# Given task
Leave out the pictures and copy everything else in the entries exactly.

── Supplied records ──

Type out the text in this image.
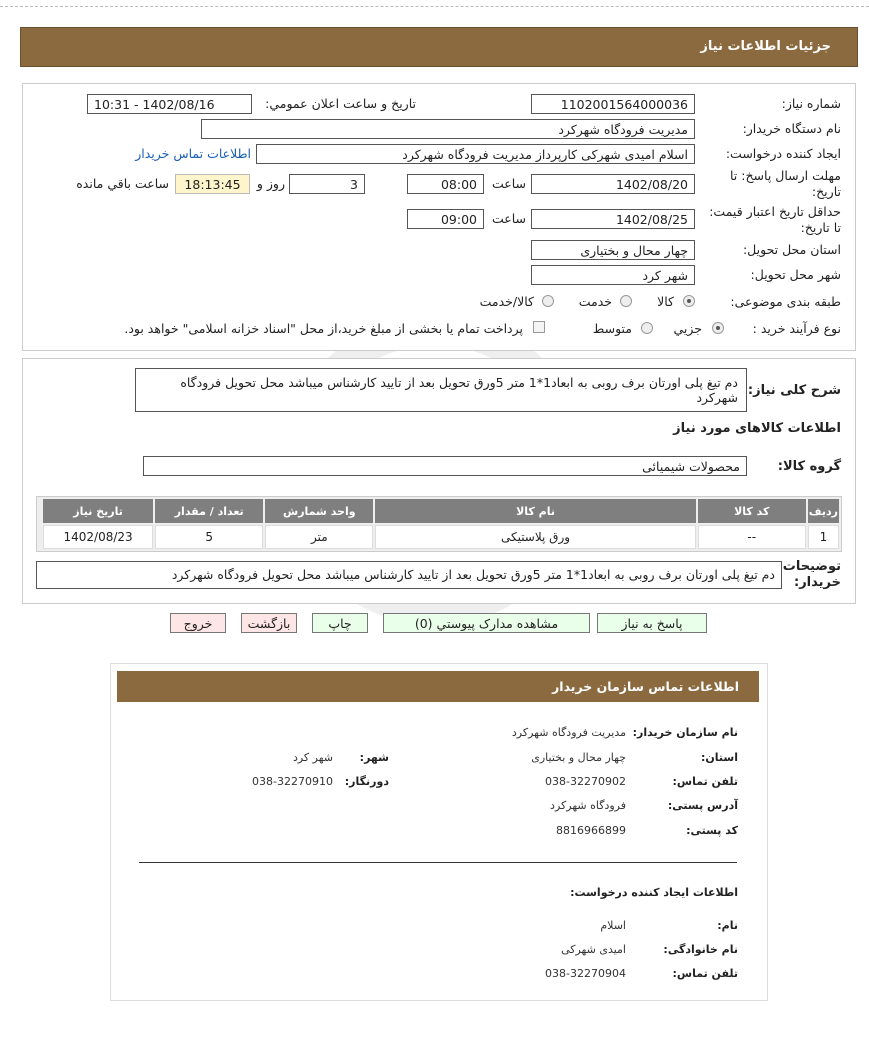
جزئیات اطلاعات نیاز
شماره نیاز:
1102001564000036
تاریخ و ساعت اعلان عمومي:
1402/08/16 - 10:31
نام دستگاه خریدار:
مدیریت فرودگاه شهرکرد
ایجاد کننده درخواست:
اسلام امیدی شهرکی کارپرداز مدیریت فرودگاه شهرکرد
اطلاعات تماس خریدار
مهلت ارسال پاسخ: تا
تاریخ:
1402/08/20
ساعت
08:00
3
روز و
18:13:45
ساعت باقي مانده
حداقل تاریخ اعتبار قیمت:
تا تاریخ:
1402/08/25
ساعت
09:00
استان محل تحویل:
چهار محال و بختیاری
شهر محل تحویل:
شهر کرد
طبقه بندی موضوعی:
کالا
خدمت
کالا/خدمت
نوع فرآیند خرید :
جزیي
متوسط
پرداخت تمام یا بخشی از مبلغ خرید،از محل "اسناد خزانه اسلامی" خواهد بود.
شرح کلی نیاز:
دم تیغ پلی اورتان برف روبی به ابعاد1*1 متر 5ورق تحویل بعد از تایید کارشناس میباشد محل تحویل فرودگاه شهرکرد
اطلاعات کالاهای مورد نیاز
گروه کالا:
محصولات شیمیائی
ردیف	کد کالا	نام کالا	واحد شمارش	تعداد / مقدار	تاریخ نیاز
1	--	ورق پلاستیکی	متر	5	1402/08/23
توضیحات
خریدار:
دم تیغ پلی اورتان برف روبی به ابعاد1*1 متر 5ورق تحویل بعد از تایید کارشناس میباشد محل تحویل فرودگاه شهرکرد
پاسخ به نیاز
مشاهده مدارک پیوستي (0)
چاپ
بازگشت
خروج
اطلاعات تماس سازمان خریدار
نام سازمان خریدار:
مدیریت فرودگاه شهرکرد
استان:
چهار محال و بختیاری
شهر:
شهر کرد
تلفن تماس:
038-32270902
دورنگار:
038-32270910
آدرس پستی:
فرودگاه شهرکرد
کد پستی:
8816966899
اطلاعات ایجاد کننده درخواست:
نام:
اسلام
نام خانوادگی:
امیدی شهرکی
تلفن تماس:
038-32270904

───

# Full answer
Type out the text in this image.
جزئیات اطلاعات نیاز
شماره نیاز:
1102001564000036
تاریخ و ساعت اعلان عمومي:
1402/08/16 - 10:31
نام دستگاه خریدار:
مدیریت فرودگاه شهرکرد
ایجاد کننده درخواست:
اسلام امیدی شهرکی کارپرداز مدیریت فرودگاه شهرکرد
اطلاعات تماس خریدار
مهلت ارسال پاسخ: تا
تاریخ:
1402/08/20
ساعت
08:00
3
روز و
18:13:45
ساعت باقي مانده
حداقل تاریخ اعتبار قیمت:
تا تاریخ:
1402/08/25
ساعت
09:00
استان محل تحویل:
چهار محال و بختیاری
شهر محل تحویل:
شهر کرد
طبقه بندی موضوعی:
کالا
خدمت
کالا/خدمت
نوع فرآیند خرید :
جزیي
متوسط
پرداخت تمام یا بخشی از مبلغ خرید،از محل "اسناد خزانه اسلامی" خواهد بود.
شرح کلی نیاز:
دم تیغ پلی اورتان برف روبی به ابعاد1*1 متر 5ورق تحویل بعد از تایید کارشناس میباشد محل تحویل فرودگاه شهرکرد
اطلاعات کالاهای مورد نیاز
گروه کالا:
محصولات شیمیائی
ردیف	کد کالا	نام کالا	واحد شمارش	تعداد / مقدار	تاریخ نیاز
1	--	ورق پلاستیکی	متر	5	1402/08/23
توضیحات
خریدار:
دم تیغ پلی اورتان برف روبی به ابعاد1*1 متر 5ورق تحویل بعد از تایید کارشناس میباشد محل تحویل فرودگاه شهرکرد
پاسخ به نیاز
مشاهده مدارک پیوستي (0)
چاپ
بازگشت
خروج
اطلاعات تماس سازمان خریدار
نام سازمان خریدار:
مدیریت فرودگاه شهرکرد
استان:
چهار محال و بختیاری
شهر:
شهر کرد
تلفن تماس:
038-32270902
دورنگار:
038-32270910
آدرس پستی:
فرودگاه شهرکرد
کد پستی:
8816966899
اطلاعات ایجاد کننده درخواست:
نام:
اسلام
نام خانوادگی:
امیدی شهرکی
تلفن تماس:
038-32270904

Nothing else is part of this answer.